• _SOURCE DOCUMENT_
=== Section Start ===

Old age is sometimes described as a “second childhood,” but lawyers for the elderly got a loud and clear warning their clients are not children in the eyes of the law.
That’s the message the Connecticut Supreme Court sent in Daniel Gross v. M. Jodi Rell, a decision emphasizing that attorneys in probate proceedings must heed the wishes of their elderly or infirm clients and not substitute their own judgment about what’s in the client’s best interests.
Lawyers for the elderly who act on their own, the Supreme Court warned, do not enjoy absolute immunity and can be held personally liable for their actions.
In this case, the Supreme Court recognized that placing a person in a conservatorship — as a ward of the Probate Court — “is one of the most serious infringements on personal liberty and autonomy authorized by law.” In this situation, the individual’s life is mightily affected by people in two roles.
One is the probate court-appointed attorney, who represents the person at competency and other types of hearings. The second is a court-appointed conservator — often, but not necessarily, a lawyer — who under court supervision oversees the elderly or infirm person’s economic and physical well-being. In this case, the justices stated clearly, for the first time, how much legal insulation from civil lawsuit liability people in the two roles deserve.
“People have a lot clearer lines than they had a month ago. It’s pretty clear that nobody can say, any more, that a court-appointed lawyer in a conservancy proceeding is the same as a guardian ad litem in family court,” said attorney Sally R. Zanger, who argued for the plaintiffs.
A guardian ad litem’s role is to advocate for the best interests of the child in divorce and custody proceedings, and not necessarily heed the child’s stated preference. But in Gross, said Zanger, the justices “say very clearly, ‘adults are not children.’”
She continued: “It’s a very thoughtful decision, [and] they’re trying to make it really clear that there’s no situation where the lawyer can throw the client under the bus in a conservatorship proceeding. They have to represent what the client is asking for. Deciding the ‘best interests’ is not their problem,” it’s the judge’s problem.
The Supreme Court decided that conservators are immune from civil liability only when their conduct is authorized or approved by the Probate Court. The high court also held that appointed attorneys lack any special immunity. And, in such proceedings, nursing homes have no immunity at all.
The court was filling in unwritten gaps in Connecticut case law at the request of the U.S. Court of Appeals for the Second Circuit. The underlying case dates to 2005, when Long Island resident Daniel Gross was visiting his daughter, Carolyn Dee King, in Waterbury.
Gross, a retired furnace technician, thought he was just briefly passing through Connecticut. He didn’t know he was about to become the poster boy for the legal rights of Connecticut’s elderly. When a leg infection landed him in a Waterbury hospital, a nurse asked for Probate Court help in having Gross moved to a nursing home. Probate Judge Thomas Brunnock appointed Waterbury lawyer Jonathan Newman to visit Gross in late August 2005.
Locked Ward

Attorney Newman reported that Gross seemed alert and intelligent, and opposed having a conservator. But Newman said he saw no reason to oppose the hospital’s recommendation that Gross become a ward of probate. On Sept. 1, 2005, Brunnock appointed Naugatuck lawyer Kathleen Donovan to be the conservator of Gross’ person and affairs. A week or two later, according to court pleadings, Donovan placed Gross in the locked ward of Grove Manor Nursing Home in Waterbury, where his roommate was a once-infamous robber who allegedly assaulted him.

=== Section End ===

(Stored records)
=== Section Start ===

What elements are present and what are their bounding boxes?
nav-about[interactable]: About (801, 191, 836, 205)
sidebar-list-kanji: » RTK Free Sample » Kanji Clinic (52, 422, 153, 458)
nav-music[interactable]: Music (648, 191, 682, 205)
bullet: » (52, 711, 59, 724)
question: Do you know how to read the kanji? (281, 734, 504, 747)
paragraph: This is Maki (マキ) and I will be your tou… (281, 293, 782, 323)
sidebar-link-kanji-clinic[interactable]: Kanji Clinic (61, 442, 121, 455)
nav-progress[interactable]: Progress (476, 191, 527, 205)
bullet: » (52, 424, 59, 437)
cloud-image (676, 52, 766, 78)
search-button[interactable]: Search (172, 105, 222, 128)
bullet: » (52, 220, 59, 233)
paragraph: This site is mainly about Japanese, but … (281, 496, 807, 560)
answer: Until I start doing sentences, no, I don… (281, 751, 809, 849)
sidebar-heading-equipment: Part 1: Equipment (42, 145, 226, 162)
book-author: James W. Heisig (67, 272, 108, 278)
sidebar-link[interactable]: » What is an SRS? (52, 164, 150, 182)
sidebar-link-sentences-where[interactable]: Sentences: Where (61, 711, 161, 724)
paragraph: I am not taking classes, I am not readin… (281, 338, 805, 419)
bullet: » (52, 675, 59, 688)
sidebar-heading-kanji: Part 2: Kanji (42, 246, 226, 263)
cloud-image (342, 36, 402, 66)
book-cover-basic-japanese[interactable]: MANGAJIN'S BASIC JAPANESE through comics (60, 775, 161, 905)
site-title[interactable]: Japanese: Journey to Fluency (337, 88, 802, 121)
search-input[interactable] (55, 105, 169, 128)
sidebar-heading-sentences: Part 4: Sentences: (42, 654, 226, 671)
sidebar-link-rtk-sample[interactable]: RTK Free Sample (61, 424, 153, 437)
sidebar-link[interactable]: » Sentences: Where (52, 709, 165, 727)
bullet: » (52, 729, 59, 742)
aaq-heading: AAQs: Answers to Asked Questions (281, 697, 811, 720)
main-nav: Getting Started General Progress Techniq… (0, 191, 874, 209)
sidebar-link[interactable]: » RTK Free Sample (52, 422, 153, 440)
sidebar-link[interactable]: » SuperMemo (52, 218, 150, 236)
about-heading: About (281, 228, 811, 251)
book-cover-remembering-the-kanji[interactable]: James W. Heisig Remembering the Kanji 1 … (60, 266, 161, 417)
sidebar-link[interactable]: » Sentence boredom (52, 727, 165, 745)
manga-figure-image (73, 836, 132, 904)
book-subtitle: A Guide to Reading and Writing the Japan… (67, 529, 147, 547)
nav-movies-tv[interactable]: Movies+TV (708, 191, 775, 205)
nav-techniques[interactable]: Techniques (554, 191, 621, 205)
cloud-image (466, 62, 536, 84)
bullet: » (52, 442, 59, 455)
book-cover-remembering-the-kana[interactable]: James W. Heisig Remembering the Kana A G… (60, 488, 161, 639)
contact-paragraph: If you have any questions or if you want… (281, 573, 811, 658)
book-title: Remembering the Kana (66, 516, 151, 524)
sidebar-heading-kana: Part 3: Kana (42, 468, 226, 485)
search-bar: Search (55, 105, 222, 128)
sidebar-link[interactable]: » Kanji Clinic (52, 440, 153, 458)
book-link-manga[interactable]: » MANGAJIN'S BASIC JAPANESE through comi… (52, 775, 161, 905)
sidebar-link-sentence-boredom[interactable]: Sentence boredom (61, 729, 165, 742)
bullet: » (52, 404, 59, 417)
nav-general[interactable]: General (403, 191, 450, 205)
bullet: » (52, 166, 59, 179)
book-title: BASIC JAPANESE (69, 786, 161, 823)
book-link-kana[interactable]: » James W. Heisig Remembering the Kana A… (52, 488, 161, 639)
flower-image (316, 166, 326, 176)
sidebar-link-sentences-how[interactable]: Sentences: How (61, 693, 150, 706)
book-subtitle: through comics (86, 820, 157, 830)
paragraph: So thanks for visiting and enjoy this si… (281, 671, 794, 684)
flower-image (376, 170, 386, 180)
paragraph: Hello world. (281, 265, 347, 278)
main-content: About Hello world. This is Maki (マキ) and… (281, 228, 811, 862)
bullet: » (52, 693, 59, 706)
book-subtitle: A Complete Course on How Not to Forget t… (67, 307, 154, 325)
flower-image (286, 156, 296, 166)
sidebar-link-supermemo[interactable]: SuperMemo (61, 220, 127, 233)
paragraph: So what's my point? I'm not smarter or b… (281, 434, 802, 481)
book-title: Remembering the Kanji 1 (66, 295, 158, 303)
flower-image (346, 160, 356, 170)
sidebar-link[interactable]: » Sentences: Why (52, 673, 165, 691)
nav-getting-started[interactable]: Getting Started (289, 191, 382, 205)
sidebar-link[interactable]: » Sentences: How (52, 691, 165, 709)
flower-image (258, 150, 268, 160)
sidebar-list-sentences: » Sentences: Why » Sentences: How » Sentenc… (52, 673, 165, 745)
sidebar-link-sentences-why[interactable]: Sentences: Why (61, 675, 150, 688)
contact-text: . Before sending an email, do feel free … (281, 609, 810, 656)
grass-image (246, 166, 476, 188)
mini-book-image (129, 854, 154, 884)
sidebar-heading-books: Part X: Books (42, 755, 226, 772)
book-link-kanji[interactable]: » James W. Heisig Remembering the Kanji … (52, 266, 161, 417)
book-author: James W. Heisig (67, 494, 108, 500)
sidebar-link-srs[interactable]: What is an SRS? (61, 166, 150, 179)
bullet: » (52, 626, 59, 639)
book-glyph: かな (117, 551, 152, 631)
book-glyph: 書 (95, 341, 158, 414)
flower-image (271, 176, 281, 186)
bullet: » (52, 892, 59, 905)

=== Section End ===

• _TASK INSTRUCTIONS_
Recast the paragraph of the Gross v. Rell article that begins "The Supreme Court decided that conservators" as a brief list that keeps its main facts.

• _RESULT FOR THIS TASK_
- Conservators have immunity from civil liability only when the Probate Court has authorized or approved their conduct.
- Appointed attorneys have no special immunity.
- Nursing homes have no immunity at all in these proceedings.